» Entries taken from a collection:
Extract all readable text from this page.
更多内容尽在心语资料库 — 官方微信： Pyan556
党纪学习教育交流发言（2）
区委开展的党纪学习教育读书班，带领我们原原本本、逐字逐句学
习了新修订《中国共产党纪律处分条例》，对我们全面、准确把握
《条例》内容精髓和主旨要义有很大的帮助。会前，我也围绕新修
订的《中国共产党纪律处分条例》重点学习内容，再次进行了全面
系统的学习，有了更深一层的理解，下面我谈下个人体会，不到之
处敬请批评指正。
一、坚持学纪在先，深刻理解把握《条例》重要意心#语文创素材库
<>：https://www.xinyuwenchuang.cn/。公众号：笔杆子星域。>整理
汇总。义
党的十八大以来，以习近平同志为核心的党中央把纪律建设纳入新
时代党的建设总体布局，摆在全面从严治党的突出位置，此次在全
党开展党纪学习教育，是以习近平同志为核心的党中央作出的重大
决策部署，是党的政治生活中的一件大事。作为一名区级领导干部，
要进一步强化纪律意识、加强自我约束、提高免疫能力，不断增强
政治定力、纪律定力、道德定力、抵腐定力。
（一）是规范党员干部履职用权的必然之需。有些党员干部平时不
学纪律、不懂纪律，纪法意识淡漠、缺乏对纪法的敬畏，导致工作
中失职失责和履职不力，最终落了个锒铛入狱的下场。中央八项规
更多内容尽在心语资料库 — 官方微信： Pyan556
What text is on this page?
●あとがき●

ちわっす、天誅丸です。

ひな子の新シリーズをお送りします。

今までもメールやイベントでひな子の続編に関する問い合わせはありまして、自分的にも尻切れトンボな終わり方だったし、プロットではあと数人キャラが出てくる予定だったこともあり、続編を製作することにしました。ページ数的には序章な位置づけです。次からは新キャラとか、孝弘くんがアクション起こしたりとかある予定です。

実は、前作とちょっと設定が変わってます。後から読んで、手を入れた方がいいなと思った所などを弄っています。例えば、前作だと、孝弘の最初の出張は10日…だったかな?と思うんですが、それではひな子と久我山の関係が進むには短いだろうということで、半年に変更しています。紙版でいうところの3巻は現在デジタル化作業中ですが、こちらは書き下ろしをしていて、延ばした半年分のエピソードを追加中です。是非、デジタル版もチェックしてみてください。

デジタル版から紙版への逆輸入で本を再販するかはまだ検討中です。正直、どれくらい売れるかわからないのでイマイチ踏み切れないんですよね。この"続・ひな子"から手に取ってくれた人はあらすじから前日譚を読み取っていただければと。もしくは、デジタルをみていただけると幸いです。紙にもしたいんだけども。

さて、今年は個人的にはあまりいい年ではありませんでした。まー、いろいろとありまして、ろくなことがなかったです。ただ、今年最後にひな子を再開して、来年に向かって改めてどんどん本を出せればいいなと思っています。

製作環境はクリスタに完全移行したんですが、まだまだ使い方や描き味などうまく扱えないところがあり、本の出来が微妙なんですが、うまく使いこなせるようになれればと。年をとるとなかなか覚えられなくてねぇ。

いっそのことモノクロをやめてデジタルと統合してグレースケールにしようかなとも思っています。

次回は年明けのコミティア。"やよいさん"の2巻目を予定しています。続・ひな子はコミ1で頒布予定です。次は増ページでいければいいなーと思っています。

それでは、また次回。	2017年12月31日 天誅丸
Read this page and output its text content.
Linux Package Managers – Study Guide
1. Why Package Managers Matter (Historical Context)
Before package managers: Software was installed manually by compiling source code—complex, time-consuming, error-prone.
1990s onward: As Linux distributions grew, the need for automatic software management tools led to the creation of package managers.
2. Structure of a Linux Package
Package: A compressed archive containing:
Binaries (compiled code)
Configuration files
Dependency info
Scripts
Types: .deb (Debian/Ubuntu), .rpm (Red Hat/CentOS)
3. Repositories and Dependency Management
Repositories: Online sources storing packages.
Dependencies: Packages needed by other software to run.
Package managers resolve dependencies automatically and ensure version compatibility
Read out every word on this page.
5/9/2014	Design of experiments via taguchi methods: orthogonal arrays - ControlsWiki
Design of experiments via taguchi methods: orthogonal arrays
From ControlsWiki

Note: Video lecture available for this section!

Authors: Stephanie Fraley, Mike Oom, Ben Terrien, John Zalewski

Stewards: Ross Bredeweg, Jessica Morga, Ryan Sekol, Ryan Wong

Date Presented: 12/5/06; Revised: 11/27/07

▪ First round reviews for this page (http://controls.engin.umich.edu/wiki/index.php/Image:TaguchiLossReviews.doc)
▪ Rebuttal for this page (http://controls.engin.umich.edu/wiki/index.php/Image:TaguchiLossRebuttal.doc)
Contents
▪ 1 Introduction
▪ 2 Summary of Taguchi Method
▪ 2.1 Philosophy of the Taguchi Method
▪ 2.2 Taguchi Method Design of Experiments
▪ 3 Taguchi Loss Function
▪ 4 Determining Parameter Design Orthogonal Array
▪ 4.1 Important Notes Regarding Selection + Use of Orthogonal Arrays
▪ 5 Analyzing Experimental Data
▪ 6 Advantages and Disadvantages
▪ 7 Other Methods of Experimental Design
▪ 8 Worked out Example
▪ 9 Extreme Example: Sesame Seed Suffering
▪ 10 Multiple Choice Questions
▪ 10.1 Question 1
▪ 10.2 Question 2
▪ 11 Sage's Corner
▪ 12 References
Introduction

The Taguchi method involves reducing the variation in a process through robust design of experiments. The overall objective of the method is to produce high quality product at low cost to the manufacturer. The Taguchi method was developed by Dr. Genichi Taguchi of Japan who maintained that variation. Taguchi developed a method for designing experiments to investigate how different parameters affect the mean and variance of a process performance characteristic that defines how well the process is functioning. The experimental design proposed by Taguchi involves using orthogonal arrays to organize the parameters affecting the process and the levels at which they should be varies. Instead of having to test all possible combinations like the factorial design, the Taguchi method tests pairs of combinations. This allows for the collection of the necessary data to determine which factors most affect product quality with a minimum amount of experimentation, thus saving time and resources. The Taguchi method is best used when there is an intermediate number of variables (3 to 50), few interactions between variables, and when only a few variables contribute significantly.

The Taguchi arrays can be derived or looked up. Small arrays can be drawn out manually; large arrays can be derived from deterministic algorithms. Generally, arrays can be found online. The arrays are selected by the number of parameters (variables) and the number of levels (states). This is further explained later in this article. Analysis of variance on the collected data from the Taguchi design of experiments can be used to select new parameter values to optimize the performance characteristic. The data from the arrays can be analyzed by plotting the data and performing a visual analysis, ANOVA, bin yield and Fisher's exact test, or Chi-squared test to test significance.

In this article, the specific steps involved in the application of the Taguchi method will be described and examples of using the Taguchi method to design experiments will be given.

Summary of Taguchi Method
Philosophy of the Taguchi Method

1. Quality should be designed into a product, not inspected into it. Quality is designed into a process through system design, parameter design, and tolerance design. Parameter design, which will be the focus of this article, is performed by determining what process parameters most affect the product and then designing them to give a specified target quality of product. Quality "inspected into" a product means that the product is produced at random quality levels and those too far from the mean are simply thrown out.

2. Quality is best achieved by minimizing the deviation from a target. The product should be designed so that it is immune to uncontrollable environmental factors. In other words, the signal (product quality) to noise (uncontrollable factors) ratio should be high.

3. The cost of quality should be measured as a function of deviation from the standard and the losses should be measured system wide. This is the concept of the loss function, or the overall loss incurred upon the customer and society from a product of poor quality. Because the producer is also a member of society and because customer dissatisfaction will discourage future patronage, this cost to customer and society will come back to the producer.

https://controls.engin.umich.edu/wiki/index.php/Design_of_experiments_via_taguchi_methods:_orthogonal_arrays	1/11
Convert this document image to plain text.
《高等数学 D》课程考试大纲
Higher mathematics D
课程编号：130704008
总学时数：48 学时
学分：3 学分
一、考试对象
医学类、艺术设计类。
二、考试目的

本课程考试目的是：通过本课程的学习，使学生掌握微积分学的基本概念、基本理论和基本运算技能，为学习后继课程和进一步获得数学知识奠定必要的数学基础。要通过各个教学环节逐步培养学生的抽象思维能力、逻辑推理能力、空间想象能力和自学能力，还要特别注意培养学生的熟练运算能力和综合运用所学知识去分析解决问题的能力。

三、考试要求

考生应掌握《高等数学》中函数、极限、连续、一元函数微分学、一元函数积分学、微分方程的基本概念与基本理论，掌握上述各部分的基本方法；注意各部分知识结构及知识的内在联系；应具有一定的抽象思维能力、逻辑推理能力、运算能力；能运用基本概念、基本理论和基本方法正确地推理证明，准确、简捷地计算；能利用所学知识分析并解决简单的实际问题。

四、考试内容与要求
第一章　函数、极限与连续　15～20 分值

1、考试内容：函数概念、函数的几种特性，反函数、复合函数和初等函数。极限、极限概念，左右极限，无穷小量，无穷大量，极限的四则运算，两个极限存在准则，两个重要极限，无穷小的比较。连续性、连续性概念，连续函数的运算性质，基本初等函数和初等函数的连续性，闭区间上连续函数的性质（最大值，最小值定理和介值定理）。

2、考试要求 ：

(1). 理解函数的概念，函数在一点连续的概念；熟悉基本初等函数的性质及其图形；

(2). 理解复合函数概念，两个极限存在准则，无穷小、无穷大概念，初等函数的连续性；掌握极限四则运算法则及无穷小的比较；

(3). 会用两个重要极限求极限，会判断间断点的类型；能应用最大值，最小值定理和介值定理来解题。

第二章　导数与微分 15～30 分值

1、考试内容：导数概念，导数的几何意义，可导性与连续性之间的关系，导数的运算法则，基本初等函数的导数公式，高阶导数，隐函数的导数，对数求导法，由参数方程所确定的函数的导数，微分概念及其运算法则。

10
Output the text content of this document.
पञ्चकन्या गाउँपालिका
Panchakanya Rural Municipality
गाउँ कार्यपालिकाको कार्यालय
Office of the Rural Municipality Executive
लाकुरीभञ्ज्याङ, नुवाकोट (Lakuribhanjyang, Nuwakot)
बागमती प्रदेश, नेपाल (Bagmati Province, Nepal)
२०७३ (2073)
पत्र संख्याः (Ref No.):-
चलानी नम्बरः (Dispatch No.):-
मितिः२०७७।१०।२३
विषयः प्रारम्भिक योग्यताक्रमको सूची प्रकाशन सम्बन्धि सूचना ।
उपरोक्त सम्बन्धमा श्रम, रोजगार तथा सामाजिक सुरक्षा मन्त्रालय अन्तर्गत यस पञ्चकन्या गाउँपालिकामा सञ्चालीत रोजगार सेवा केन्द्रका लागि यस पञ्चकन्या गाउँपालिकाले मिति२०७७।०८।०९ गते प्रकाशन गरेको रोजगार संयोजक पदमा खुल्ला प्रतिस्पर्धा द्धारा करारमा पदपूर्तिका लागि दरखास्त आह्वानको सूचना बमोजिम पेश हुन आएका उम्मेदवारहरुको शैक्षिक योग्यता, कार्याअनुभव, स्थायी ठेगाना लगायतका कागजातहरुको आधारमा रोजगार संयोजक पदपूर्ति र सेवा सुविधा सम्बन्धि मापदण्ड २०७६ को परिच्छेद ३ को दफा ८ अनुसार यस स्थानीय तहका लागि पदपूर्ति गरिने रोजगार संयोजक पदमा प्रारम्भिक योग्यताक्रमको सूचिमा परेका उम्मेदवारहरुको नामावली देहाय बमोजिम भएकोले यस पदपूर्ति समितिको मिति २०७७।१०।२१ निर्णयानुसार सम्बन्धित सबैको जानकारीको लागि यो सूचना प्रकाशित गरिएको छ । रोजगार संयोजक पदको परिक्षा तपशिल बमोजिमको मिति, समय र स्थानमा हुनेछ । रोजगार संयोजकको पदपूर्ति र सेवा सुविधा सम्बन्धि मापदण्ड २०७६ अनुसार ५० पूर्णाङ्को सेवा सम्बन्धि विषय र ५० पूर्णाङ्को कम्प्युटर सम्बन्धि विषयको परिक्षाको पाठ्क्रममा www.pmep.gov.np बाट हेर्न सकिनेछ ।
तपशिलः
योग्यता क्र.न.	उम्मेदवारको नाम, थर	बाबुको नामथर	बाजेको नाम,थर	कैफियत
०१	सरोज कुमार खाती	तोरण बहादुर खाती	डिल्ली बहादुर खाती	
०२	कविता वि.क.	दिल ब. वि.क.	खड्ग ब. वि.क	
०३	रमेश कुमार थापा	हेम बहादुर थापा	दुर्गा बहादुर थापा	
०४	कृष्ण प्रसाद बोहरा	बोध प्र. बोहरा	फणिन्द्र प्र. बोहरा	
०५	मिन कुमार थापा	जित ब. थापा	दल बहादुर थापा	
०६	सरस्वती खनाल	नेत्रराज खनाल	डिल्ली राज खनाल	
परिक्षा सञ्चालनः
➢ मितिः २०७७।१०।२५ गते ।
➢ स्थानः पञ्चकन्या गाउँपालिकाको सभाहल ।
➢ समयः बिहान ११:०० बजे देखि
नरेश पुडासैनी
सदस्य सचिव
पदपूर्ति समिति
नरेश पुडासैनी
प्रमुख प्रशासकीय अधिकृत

» EXERCISE AIM: Where a line contains "Summary", copy that line.

» WRITTEN RESPONSE:
▪ 2 Summary of Taguchi Method
Summary of Taguchi Method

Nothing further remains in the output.